● **AIM OF THE EXERCISE**:
Below is some material; transcribe all of it exactly.
* Start *
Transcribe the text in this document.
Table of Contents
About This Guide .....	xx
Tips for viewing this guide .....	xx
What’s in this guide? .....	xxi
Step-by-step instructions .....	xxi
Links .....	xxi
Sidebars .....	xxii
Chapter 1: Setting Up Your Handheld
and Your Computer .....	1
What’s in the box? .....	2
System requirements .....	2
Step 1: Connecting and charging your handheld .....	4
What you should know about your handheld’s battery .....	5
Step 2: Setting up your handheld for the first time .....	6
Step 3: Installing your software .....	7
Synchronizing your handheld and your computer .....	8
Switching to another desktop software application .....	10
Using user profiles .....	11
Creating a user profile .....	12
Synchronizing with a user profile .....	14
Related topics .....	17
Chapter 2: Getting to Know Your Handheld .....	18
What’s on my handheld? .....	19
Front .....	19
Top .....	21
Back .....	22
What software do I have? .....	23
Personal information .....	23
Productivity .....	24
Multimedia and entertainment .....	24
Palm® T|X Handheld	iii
* End *
● **SOLUTION**:
Transcribe the text in this document.
Table of Contents
About This Guide .....	xx
Tips for viewing this guide .....	xx
What’s in this guide? .....	xxi
Step-by-step instructions .....	xxi
Links .....	xxi
Sidebars .....	xxii
Chapter 1: Setting Up Your Handheld
and Your Computer .....	1
What’s in the box? .....	2
System requirements .....	2
Step 1: Connecting and charging your handheld .....	4
What you should know about your handheld’s battery .....	5
Step 2: Setting up your handheld for the first time .....	6
Step 3: Installing your software .....	7
Synchronizing your handheld and your computer .....	8
Switching to another desktop software application .....	10
Using user profiles .....	11
Creating a user profile .....	12
Synchronizing with a user profile .....	14
Related topics .....	17
Chapter 2: Getting to Know Your Handheld .....	18
What’s on my handheld? .....	19
Front .....	19
Top .....	21
Back .....	22
What software do I have? .....	23
Personal information .....	23
Productivity .....	24
Multimedia and entertainment .....	24
Palm® T|X Handheld	iii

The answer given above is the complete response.